Below is a listing. Gather each line of it that contains "REACTION".

#### [DATASET EXTRACT]
>>>

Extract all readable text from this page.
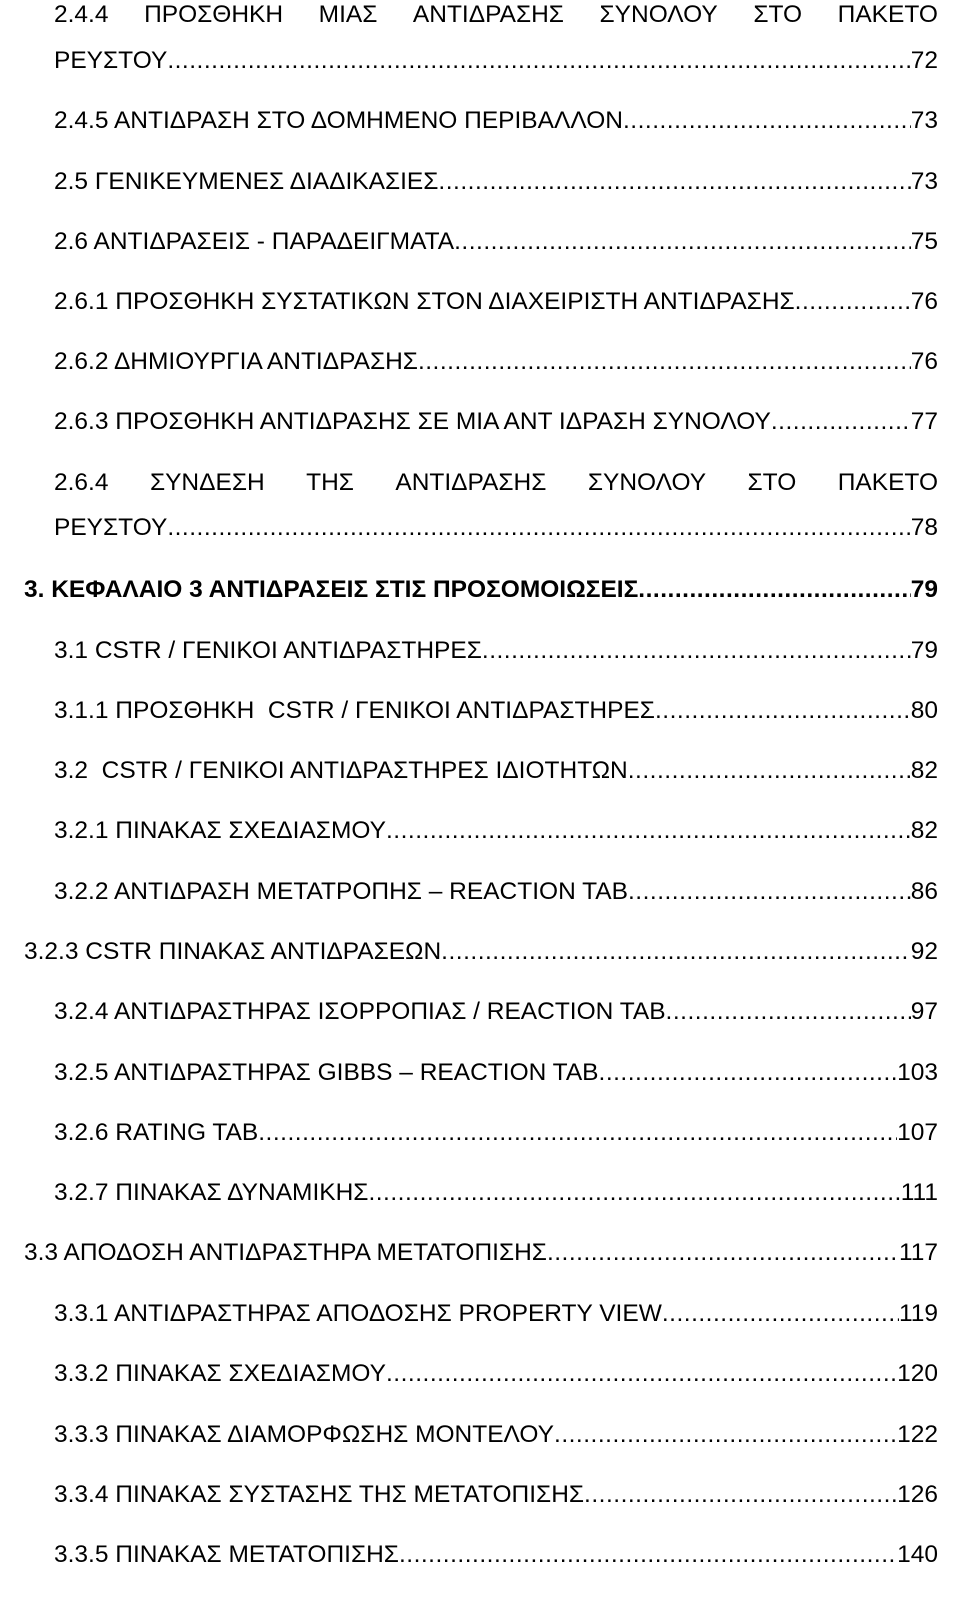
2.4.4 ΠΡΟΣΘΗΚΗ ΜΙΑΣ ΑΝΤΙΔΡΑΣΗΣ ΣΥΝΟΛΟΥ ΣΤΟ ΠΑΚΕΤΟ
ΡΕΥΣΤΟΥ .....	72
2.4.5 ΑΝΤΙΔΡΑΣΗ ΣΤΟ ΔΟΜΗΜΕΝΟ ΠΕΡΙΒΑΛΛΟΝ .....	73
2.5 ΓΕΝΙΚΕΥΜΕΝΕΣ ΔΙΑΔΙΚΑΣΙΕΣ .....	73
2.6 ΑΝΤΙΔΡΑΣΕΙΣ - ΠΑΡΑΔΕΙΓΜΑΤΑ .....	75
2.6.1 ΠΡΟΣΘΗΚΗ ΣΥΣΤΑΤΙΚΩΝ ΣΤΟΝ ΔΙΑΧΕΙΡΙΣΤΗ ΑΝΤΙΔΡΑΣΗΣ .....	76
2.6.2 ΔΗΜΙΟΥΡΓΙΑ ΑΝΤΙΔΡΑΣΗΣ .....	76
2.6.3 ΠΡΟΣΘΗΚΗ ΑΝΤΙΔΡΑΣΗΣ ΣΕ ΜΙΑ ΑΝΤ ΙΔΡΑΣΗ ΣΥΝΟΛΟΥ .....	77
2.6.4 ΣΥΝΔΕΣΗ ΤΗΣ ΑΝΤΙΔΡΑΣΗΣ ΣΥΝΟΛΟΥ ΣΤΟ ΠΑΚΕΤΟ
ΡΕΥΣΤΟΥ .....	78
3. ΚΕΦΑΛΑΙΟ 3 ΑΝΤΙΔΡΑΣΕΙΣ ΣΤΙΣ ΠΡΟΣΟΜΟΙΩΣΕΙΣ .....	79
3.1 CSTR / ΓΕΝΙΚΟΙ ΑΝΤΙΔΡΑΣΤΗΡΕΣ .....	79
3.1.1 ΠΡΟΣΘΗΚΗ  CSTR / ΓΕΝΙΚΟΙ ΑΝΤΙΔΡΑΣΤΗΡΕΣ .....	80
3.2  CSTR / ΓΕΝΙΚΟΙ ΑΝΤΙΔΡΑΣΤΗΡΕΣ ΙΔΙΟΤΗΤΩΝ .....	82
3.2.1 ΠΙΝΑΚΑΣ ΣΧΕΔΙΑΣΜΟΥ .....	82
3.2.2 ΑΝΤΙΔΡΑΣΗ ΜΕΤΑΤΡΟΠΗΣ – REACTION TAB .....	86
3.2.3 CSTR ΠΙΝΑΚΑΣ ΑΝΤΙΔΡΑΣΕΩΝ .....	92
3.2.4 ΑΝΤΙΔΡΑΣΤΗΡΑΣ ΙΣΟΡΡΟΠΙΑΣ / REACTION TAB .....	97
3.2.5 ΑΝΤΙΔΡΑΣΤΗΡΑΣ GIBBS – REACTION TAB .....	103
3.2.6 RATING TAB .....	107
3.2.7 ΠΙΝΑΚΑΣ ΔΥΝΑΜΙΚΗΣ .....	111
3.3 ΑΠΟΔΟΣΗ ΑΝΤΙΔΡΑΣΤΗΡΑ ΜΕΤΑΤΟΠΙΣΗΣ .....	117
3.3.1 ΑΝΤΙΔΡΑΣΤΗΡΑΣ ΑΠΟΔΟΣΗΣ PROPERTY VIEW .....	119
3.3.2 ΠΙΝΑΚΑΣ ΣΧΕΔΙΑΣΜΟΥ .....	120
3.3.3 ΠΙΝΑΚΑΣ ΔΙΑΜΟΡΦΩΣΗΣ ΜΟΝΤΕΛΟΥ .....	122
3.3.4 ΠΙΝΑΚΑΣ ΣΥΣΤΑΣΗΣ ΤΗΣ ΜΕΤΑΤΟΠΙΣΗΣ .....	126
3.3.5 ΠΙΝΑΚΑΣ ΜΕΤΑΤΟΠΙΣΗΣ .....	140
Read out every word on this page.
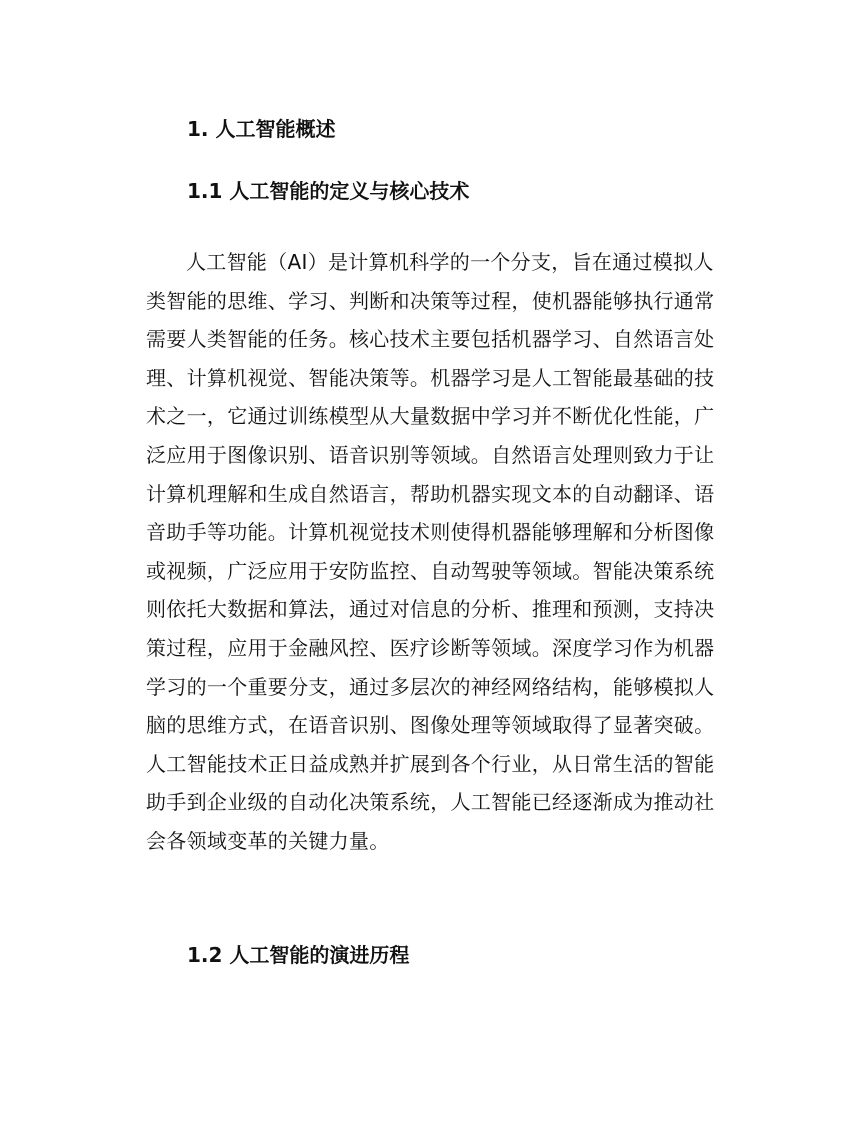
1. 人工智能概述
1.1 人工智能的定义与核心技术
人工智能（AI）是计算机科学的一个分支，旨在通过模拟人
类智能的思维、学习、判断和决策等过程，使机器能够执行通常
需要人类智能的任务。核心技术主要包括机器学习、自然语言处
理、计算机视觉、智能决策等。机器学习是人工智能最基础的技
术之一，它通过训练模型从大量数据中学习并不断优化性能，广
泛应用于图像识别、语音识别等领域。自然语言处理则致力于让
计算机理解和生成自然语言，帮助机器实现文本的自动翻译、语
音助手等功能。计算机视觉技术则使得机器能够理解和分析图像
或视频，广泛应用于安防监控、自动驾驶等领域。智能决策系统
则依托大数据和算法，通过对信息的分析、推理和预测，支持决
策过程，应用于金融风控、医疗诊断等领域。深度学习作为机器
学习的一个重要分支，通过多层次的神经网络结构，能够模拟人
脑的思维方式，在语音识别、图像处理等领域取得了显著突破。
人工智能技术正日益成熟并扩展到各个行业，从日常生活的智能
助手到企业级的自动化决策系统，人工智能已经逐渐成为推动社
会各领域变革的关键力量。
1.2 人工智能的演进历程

<<<

#### [WRITTEN RESPONSE]
3.2.2 ΑΝΤΙΔΡΑΣΗ ΜΕΤΑΤΡΟΠΗΣ – REACTION TAB .....	86
3.2.4 ΑΝΤΙΔΡΑΣΤΗΡΑΣ ΙΣΟΡΡΟΠΙΑΣ / REACTION TAB .....	97
3.2.5 ΑΝΤΙΔΡΑΣΤΗΡΑΣ GIBBS – REACTION TAB .....	103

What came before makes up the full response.